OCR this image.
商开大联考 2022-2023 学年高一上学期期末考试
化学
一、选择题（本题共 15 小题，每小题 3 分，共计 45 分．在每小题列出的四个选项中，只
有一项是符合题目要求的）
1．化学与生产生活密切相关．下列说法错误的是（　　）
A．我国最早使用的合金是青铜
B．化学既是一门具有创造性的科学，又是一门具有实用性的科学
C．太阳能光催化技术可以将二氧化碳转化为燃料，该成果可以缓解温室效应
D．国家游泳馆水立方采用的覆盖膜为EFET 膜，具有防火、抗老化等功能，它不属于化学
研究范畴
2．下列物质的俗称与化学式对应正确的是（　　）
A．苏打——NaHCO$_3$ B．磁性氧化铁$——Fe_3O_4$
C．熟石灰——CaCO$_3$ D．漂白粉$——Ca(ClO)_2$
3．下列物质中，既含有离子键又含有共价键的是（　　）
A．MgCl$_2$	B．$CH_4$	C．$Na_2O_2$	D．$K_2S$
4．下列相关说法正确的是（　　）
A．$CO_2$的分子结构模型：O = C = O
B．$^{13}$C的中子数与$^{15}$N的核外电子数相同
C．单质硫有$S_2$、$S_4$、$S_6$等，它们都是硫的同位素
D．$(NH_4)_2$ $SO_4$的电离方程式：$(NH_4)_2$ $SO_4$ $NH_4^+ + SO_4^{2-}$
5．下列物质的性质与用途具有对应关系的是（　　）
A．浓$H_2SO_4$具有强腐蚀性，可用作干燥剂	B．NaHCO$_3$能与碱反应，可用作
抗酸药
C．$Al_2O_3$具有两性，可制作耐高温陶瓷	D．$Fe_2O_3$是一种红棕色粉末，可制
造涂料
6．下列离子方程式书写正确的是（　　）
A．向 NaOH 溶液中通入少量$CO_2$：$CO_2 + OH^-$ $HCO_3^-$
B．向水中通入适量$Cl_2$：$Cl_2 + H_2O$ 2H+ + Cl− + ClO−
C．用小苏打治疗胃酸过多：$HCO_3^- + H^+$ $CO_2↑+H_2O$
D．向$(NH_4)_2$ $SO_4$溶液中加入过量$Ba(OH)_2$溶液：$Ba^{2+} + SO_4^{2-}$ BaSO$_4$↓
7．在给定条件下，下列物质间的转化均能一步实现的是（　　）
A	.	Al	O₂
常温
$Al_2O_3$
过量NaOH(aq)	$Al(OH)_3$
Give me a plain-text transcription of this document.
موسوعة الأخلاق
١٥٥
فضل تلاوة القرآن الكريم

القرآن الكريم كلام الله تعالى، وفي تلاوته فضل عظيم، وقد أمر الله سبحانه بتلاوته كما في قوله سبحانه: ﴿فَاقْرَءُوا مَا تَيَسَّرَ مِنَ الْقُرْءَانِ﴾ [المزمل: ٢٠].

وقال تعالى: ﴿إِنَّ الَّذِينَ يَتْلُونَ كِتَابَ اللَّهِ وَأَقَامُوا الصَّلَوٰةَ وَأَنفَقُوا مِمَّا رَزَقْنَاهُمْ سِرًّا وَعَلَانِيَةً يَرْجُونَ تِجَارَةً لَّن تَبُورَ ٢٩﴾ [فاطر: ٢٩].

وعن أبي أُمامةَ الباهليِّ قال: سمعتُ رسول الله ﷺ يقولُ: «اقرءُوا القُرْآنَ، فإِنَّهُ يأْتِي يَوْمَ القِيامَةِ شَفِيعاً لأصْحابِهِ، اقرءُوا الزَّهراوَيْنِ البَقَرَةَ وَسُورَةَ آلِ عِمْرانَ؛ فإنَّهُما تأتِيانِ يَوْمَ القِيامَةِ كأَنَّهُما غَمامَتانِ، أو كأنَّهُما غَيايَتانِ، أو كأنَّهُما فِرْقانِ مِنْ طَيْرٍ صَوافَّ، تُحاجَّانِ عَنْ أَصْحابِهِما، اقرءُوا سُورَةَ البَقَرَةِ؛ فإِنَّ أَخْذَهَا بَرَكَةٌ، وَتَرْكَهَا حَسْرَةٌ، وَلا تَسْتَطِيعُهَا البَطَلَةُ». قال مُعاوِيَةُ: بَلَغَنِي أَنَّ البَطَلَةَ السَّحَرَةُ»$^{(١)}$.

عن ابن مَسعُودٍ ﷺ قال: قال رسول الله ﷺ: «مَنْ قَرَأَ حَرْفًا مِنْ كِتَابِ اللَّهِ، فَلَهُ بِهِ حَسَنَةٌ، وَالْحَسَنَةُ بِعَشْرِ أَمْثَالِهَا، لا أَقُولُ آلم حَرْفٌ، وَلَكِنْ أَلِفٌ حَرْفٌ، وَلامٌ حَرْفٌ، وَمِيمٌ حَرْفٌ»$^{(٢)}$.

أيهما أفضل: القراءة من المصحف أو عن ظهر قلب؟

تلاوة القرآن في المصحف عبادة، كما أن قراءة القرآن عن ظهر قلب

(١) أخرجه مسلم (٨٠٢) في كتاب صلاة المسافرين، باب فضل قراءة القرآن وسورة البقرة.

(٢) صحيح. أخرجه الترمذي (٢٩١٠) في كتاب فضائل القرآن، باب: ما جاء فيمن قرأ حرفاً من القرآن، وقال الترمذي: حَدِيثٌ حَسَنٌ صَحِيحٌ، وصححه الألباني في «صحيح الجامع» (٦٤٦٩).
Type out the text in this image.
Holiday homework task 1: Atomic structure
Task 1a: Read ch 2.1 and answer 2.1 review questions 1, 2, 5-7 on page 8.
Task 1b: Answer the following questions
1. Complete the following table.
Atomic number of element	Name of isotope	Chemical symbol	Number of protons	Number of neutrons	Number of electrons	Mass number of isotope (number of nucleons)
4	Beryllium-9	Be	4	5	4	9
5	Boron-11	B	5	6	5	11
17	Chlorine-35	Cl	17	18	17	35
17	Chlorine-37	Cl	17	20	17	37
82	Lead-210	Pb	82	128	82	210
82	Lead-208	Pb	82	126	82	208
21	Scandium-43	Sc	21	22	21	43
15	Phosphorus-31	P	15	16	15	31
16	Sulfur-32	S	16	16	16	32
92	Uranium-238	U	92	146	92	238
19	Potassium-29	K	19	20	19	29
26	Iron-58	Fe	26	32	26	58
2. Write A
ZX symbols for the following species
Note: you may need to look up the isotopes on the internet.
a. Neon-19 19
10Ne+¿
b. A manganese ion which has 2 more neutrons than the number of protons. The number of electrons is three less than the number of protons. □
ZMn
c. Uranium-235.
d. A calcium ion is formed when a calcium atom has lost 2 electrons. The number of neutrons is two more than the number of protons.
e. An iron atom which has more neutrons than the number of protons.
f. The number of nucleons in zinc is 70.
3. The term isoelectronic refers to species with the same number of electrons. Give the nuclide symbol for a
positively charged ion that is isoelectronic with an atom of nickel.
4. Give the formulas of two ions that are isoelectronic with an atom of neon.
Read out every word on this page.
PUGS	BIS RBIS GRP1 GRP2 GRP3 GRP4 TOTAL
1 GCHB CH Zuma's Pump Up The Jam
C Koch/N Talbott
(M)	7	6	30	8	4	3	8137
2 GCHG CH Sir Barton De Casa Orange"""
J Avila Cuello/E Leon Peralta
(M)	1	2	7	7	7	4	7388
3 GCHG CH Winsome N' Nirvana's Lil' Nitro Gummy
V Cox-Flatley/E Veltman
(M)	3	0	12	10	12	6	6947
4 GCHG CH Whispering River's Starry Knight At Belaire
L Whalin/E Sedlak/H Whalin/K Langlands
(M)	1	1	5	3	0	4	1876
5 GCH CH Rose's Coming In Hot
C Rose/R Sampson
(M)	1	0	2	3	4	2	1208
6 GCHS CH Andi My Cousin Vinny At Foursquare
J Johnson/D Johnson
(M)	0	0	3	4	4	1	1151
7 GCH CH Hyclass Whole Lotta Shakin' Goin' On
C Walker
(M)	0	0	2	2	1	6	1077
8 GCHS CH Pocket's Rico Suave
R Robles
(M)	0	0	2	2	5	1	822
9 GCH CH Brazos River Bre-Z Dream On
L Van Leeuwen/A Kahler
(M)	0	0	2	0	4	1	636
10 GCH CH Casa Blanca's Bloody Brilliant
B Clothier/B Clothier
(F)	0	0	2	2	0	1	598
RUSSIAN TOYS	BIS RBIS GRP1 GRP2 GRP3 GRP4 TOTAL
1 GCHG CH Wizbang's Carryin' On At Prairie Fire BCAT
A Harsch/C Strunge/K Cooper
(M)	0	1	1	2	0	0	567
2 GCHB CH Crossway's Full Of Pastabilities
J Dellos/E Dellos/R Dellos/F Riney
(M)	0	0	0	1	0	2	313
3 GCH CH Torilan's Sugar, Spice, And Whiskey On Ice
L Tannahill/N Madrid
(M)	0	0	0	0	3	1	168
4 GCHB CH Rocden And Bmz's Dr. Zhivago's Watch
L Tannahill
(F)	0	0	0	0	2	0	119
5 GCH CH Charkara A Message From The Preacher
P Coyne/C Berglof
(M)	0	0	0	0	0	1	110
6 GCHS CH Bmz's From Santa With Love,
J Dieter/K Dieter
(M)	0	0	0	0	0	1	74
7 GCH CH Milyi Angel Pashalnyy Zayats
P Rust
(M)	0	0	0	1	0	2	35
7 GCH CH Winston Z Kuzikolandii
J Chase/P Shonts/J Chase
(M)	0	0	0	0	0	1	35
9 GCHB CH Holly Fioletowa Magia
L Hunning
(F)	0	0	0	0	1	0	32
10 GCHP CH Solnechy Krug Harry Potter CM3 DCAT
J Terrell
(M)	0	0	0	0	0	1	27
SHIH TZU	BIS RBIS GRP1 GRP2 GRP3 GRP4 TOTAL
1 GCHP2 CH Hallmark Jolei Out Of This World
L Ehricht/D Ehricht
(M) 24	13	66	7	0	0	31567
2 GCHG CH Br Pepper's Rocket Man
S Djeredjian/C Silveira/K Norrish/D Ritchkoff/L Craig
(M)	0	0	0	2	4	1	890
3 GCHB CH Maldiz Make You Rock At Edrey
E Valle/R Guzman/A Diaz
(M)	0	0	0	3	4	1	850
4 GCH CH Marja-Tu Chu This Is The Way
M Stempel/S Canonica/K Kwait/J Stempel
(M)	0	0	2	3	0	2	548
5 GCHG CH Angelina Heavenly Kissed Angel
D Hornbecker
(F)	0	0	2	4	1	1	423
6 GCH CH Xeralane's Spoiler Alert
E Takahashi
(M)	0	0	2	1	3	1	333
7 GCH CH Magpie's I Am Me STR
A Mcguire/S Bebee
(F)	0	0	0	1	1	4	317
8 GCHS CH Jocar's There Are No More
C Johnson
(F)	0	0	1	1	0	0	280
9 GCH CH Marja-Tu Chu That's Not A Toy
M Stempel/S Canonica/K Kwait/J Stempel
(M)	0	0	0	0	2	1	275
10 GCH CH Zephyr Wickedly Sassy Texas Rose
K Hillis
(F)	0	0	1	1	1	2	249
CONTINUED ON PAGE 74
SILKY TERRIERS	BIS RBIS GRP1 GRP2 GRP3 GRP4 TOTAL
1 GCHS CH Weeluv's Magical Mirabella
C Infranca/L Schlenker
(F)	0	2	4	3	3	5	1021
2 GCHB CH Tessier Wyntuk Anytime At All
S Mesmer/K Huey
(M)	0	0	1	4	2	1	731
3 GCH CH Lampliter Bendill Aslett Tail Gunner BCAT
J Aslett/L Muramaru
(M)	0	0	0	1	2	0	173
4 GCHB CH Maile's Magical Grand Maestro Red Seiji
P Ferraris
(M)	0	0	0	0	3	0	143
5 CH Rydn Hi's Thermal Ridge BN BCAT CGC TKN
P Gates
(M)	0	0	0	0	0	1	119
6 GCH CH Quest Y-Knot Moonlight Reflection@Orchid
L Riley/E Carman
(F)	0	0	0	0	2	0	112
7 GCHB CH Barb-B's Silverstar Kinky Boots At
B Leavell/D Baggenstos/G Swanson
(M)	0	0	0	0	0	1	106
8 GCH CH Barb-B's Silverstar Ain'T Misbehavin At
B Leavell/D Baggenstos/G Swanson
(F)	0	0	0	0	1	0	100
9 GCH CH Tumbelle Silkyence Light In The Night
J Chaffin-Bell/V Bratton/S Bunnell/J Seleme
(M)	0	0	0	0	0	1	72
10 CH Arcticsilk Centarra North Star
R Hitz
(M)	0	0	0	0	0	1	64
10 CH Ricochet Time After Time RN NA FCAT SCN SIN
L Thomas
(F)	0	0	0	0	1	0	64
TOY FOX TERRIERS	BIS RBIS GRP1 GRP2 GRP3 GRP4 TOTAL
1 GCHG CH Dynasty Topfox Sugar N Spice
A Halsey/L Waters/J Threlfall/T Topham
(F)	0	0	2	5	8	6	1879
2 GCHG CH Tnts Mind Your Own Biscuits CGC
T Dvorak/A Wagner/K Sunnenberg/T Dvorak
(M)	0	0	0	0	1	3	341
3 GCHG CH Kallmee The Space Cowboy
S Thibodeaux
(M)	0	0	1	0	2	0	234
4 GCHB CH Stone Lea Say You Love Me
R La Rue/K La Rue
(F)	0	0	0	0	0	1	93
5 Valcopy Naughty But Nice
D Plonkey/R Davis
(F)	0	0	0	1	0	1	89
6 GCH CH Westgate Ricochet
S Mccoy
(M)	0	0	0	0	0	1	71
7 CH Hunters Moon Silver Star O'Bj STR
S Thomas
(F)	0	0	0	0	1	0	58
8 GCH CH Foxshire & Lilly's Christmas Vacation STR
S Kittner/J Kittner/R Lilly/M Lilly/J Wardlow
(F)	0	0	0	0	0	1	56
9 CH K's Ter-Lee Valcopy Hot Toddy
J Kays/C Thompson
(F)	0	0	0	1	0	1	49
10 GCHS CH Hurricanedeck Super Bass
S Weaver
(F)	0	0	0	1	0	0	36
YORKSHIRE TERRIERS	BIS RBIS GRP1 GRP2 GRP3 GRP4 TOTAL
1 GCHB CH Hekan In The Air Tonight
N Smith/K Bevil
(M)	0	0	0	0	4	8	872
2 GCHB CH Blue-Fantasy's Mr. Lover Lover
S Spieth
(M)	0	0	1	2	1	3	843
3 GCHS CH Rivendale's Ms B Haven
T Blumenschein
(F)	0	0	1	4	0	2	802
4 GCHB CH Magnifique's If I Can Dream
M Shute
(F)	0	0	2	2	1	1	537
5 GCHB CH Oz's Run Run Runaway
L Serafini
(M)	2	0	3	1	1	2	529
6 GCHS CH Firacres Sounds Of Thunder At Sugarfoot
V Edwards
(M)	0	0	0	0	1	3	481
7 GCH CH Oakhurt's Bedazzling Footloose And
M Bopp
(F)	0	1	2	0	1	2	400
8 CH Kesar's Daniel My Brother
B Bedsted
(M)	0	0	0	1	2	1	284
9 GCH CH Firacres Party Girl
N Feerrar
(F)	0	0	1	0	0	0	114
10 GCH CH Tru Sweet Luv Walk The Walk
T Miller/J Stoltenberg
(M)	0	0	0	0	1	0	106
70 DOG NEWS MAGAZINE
◆ ◆ ◆ ◆
### Brief
Look through the entries above. Extract each line with the word "following".

### Final result
Task 1b: Answer the following questions
1. Complete the following table.
ZX symbols for the following species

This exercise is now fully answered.